== EXTRACTED RECORDS ==

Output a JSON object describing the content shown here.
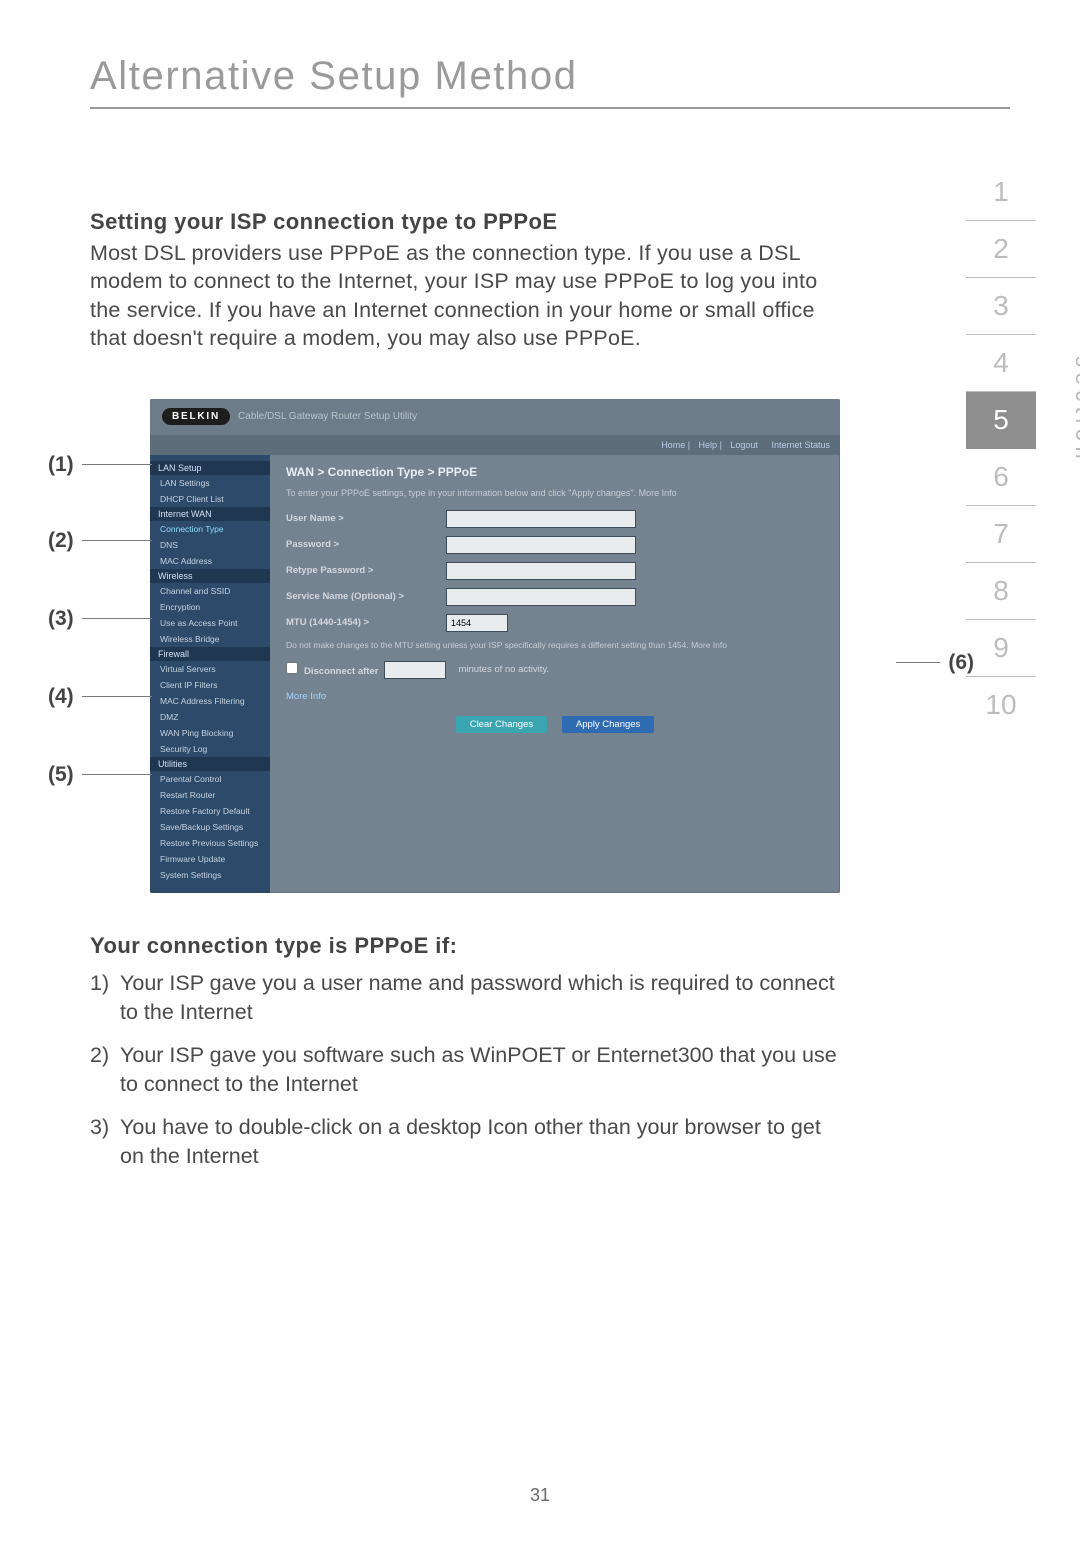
{
  "page_title": "Alternative Setup Method",
  "heading": "Setting your ISP connection type to PPPoE",
  "intro": "Most DSL providers use PPPoE as the connection type. If you use a DSL modem to connect to the Internet, your ISP may use PPPoE to log you into the service. If you have an Internet connection in your home or small office that doesn't require a modem, you may also use PPPoE.",
  "callouts": {
    "c1": "(1)",
    "c2": "(2)",
    "c3": "(3)",
    "c4": "(4)",
    "c5": "(5)",
    "c6": "(6)"
  },
  "section_nav": {
    "label": "section",
    "items": [
      "1",
      "2",
      "3",
      "4",
      "5",
      "6",
      "7",
      "8",
      "9",
      "10"
    ],
    "active": "5"
  },
  "router": {
    "brand": "BELKIN",
    "top_title": "Cable/DSL Gateway Router Setup Utility",
    "sub_links": [
      "Home",
      "Help",
      "Logout",
      "Internet Status"
    ],
    "breadcrumb": "WAN > Connection Type > PPPoE",
    "instructions": "To enter your PPPoE settings, type in your information below and click \"Apply changes\". More Info",
    "fields": {
      "user": "User Name >",
      "pass": "Password >",
      "retype": "Retype Password >",
      "service": "Service Name (Optional) >",
      "mtu": "MTU (1440-1454) >",
      "mtu_value": "1454",
      "mtu_note": "Do not make changes to the MTU setting unless your ISP specifically requires a different setting than 1454. More Info",
      "disconnect": "Disconnect after",
      "disconnect_after": "minutes of no activity.",
      "more": "More Info"
    },
    "buttons": {
      "clear": "Clear Changes",
      "apply": "Apply Changes"
    },
    "sidebar": {
      "g1": "LAN Setup",
      "g1_items": [
        "LAN Settings",
        "DHCP Client List"
      ],
      "g2": "Internet WAN",
      "g2_items": [
        "Connection Type",
        "DNS",
        "MAC Address"
      ],
      "g3": "Wireless",
      "g3_items": [
        "Channel and SSID",
        "Encryption",
        "Use as Access Point",
        "Wireless Bridge"
      ],
      "g4": "Firewall",
      "g4_items": [
        "Virtual Servers",
        "Client IP Filters",
        "MAC Address Filtering",
        "DMZ",
        "WAN Ping Blocking",
        "Security Log"
      ],
      "g5": "Utilities",
      "g5_items": [
        "Parental Control",
        "Restart Router",
        "Restore Factory Default",
        "Save/Backup Settings",
        "Restore Previous Settings",
        "Firmware Update",
        "System Settings"
      ]
    }
  },
  "sub_heading": "Your connection type is PPPoE if:",
  "rules": [
    {
      "n": "1)",
      "t": "Your ISP gave you a user name and password which is required to connect to the Internet"
    },
    {
      "n": "2)",
      "t": "Your ISP gave you software such as WinPOET or Enternet300 that you use to connect to the Internet"
    },
    {
      "n": "3)",
      "t": "You have to double-click on a desktop Icon other than your browser to get on the Internet"
    }
  ],
  "page_number": "31"
}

===

Tell how many lines include "have". The number is the whole answer.

2